Figure record extracts
****************************************

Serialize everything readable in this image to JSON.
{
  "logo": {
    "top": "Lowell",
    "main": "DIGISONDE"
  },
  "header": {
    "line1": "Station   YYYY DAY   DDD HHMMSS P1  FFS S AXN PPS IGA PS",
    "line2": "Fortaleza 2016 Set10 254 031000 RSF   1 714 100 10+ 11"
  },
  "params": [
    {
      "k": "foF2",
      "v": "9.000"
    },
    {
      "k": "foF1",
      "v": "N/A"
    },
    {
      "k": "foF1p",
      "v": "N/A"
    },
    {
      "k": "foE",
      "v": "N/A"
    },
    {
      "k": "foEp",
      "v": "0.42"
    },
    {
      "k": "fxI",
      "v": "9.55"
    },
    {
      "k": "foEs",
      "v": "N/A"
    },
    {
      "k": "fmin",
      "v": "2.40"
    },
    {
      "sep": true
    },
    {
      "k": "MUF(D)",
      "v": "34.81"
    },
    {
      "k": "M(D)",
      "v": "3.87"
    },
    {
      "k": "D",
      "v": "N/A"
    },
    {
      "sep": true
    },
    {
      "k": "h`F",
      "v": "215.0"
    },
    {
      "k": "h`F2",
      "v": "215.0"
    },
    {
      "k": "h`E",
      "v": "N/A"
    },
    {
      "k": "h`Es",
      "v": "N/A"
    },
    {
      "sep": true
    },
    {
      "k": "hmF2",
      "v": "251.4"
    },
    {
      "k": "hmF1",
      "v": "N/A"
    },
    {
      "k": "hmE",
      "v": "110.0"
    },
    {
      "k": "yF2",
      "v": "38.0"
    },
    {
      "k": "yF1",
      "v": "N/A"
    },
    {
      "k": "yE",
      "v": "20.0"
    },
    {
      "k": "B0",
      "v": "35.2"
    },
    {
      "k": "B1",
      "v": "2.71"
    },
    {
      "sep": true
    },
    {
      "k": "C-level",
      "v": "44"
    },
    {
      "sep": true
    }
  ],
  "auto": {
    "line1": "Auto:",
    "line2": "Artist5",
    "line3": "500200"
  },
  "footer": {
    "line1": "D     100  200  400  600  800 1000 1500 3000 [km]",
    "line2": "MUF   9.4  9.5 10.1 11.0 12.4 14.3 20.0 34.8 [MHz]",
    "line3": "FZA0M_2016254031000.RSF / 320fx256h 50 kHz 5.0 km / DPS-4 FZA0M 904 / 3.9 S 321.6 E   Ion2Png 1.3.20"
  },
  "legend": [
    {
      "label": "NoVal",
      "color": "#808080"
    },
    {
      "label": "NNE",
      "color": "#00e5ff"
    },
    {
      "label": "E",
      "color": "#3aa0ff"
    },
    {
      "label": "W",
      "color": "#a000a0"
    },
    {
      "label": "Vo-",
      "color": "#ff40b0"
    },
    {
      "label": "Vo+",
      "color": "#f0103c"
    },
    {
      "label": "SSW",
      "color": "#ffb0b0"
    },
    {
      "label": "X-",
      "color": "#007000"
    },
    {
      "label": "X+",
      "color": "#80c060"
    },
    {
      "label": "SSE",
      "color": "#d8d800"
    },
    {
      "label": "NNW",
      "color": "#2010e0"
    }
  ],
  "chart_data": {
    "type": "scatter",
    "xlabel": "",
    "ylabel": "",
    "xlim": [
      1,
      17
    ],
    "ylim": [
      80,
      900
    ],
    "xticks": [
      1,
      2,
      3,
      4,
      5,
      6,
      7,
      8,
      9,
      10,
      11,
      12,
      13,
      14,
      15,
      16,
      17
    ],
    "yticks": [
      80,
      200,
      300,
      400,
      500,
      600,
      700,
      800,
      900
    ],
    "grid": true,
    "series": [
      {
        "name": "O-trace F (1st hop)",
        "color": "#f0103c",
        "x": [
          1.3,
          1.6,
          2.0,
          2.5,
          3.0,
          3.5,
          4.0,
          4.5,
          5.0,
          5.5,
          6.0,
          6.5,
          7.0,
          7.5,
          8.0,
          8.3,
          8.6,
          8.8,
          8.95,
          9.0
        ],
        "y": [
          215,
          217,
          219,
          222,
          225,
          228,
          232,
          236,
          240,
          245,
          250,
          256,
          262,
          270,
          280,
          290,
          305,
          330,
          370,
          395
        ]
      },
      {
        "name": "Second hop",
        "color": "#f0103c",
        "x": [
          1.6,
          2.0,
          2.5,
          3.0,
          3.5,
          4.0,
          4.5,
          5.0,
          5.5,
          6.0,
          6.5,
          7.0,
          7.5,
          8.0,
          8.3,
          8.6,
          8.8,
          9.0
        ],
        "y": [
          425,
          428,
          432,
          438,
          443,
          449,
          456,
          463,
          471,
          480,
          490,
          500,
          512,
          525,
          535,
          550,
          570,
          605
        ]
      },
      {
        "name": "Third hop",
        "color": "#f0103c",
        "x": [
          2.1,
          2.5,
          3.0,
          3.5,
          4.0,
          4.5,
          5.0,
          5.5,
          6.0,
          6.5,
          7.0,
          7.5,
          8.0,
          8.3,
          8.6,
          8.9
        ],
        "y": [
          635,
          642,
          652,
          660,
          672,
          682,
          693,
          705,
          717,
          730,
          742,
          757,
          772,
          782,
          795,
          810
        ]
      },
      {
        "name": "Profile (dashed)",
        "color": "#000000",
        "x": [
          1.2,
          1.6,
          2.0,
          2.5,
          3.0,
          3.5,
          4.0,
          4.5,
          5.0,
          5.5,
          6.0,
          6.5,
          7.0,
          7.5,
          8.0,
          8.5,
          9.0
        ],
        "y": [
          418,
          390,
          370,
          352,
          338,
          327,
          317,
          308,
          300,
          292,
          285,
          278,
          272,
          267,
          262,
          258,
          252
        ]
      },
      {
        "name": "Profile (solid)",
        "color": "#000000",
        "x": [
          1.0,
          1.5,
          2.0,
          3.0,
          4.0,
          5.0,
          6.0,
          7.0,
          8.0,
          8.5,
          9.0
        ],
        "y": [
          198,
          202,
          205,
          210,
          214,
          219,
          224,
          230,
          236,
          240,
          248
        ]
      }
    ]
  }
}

****************************************

• [Stated goal]:
Return the listing above in its exact form.

• [Reply to the exercise]:
Serialize everything readable in this image to JSON.
{
  "logo": {
    "top": "Lowell",
    "main": "DIGISONDE"
  },
  "header": {
    "line1": "Station   YYYY DAY   DDD HHMMSS P1  FFS S AXN PPS IGA PS",
    "line2": "Fortaleza 2016 Set10 254 031000 RSF   1 714 100 10+ 11"
  },
  "params": [
    {
      "k": "foF2",
      "v": "9.000"
    },
    {
      "k": "foF1",
      "v": "N/A"
    },
    {
      "k": "foF1p",
      "v": "N/A"
    },
    {
      "k": "foE",
      "v": "N/A"
    },
    {
      "k": "foEp",
      "v": "0.42"
    },
    {
      "k": "fxI",
      "v": "9.55"
    },
    {
      "k": "foEs",
      "v": "N/A"
    },
    {
      "k": "fmin",
      "v": "2.40"
    },
    {
      "sep": true
    },
    {
      "k": "MUF(D)",
      "v": "34.81"
    },
    {
      "k": "M(D)",
      "v": "3.87"
    },
    {
      "k": "D",
      "v": "N/A"
    },
    {
      "sep": true
    },
    {
      "k": "h`F",
      "v": "215.0"
    },
    {
      "k": "h`F2",
      "v": "215.0"
    },
    {
      "k": "h`E",
      "v": "N/A"
    },
    {
      "k": "h`Es",
      "v": "N/A"
    },
    {
      "sep": true
    },
    {
      "k": "hmF2",
      "v": "251.4"
    },
    {
      "k": "hmF1",
      "v": "N/A"
    },
    {
      "k": "hmE",
      "v": "110.0"
    },
    {
      "k": "yF2",
      "v": "38.0"
    },
    {
      "k": "yF1",
      "v": "N/A"
    },
    {
      "k": "yE",
      "v": "20.0"
    },
    {
      "k": "B0",
      "v": "35.2"
    },
    {
      "k": "B1",
      "v": "2.71"
    },
    {
      "sep": true
    },
    {
      "k": "C-level",
      "v": "44"
    },
    {
      "sep": true
    }
  ],
  "auto": {
    "line1": "Auto:",
    "line2": "Artist5",
    "line3": "500200"
  },
  "footer": {
    "line1": "D     100  200  400  600  800 1000 1500 3000 [km]",
    "line2": "MUF   9.4  9.5 10.1 11.0 12.4 14.3 20.0 34.8 [MHz]",
    "line3": "FZA0M_2016254031000.RSF / 320fx256h 50 kHz 5.0 km / DPS-4 FZA0M 904 / 3.9 S 321.6 E   Ion2Png 1.3.20"
  },
  "legend": [
    {
      "label": "NoVal",
      "color": "#808080"
    },
    {
      "label": "NNE",
      "color": "#00e5ff"
    },
    {
      "label": "E",
      "color": "#3aa0ff"
    },
    {
      "label": "W",
      "color": "#a000a0"
    },
    {
      "label": "Vo-",
      "color": "#ff40b0"
    },
    {
      "label": "Vo+",
      "color": "#f0103c"
    },
    {
      "label": "SSW",
      "color": "#ffb0b0"
    },
    {
      "label": "X-",
      "color": "#007000"
    },
    {
      "label": "X+",
      "color": "#80c060"
    },
    {
      "label": "SSE",
      "color": "#d8d800"
    },
    {
      "label": "NNW",
      "color": "#2010e0"
    }
  ],
  "chart_data": {
    "type": "scatter",
    "xlabel": "",
    "ylabel": "",
    "xlim": [
      1,
      17
    ],
    "ylim": [
      80,
      900
    ],
    "xticks": [
      1,
      2,
      3,
      4,
      5,
      6,
      7,
      8,
      9,
      10,
      11,
      12,
      13,
      14,
      15,
      16,
      17
    ],
    "yticks": [
      80,
      200,
      300,
      400,
      500,
      600,
      700,
      800,
      900
    ],
    "grid": true,
    "series": [
      {
        "name": "O-trace F (1st hop)",
        "color": "#f0103c",
        "x": [
          1.3,
          1.6,
          2.0,
          2.5,
          3.0,
          3.5,
          4.0,
          4.5,
          5.0,
          5.5,
          6.0,
          6.5,
          7.0,
          7.5,
          8.0,
          8.3,
          8.6,
          8.8,
          8.95,
          9.0
        ],
        "y": [
          215,
          217,
          219,
          222,
          225,
          228,
          232,
          236,
          240,
          245,
          250,
          256,
          262,
          270,
          280,
          290,
          305,
          330,
          370,
          395
        ]
      },
      {
        "name": "Second hop",
        "color": "#f0103c",
        "x": [
          1.6,
          2.0,
          2.5,
          3.0,
          3.5,
          4.0,
          4.5,
          5.0,
          5.5,
          6.0,
          6.5,
          7.0,
          7.5,
          8.0,
          8.3,
          8.6,
          8.8,
          9.0
        ],
        "y": [
          425,
          428,
          432,
          438,
          443,
          449,
          456,
          463,
          471,
          480,
          490,
          500,
          512,
          525,
          535,
          550,
          570,
          605
        ]
      },
      {
        "name": "Third hop",
        "color": "#f0103c",
        "x": [
          2.1,
          2.5,
          3.0,
          3.5,
          4.0,
          4.5,
          5.0,
          5.5,
          6.0,
          6.5,
          7.0,
          7.5,
          8.0,
          8.3,
          8.6,
          8.9
        ],
        "y": [
          635,
          642,
          652,
          660,
          672,
          682,
          693,
          705,
          717,
          730,
          742,
          757,
          772,
          782,
          795,
          810
        ]
      },
      {
        "name": "Profile (dashed)",
        "color": "#000000",
        "x": [
          1.2,
          1.6,
          2.0,
          2.5,
          3.0,
          3.5,
          4.0,
          4.5,
          5.0,
          5.5,
          6.0,
          6.5,
          7.0,
          7.5,
          8.0,
          8.5,
          9.0
        ],
        "y": [
          418,
          390,
          370,
          352,
          338,
          327,
          317,
          308,
          300,
          292,
          285,
          278,
          272,
          267,
          262,
          258,
          252
        ]
      },
      {
        "name": "Profile (solid)",
        "color": "#000000",
        "x": [
          1.0,
          1.5,
          2.0,
          3.0,
          4.0,
          5.0,
          6.0,
          7.0,
          8.0,
          8.5,
          9.0
        ],
        "y": [
          198,
          202,
          205,
          210,
          214,
          219,
          224,
          230,
          236,
          240,
          248
        ]
      }
    ]
  }
}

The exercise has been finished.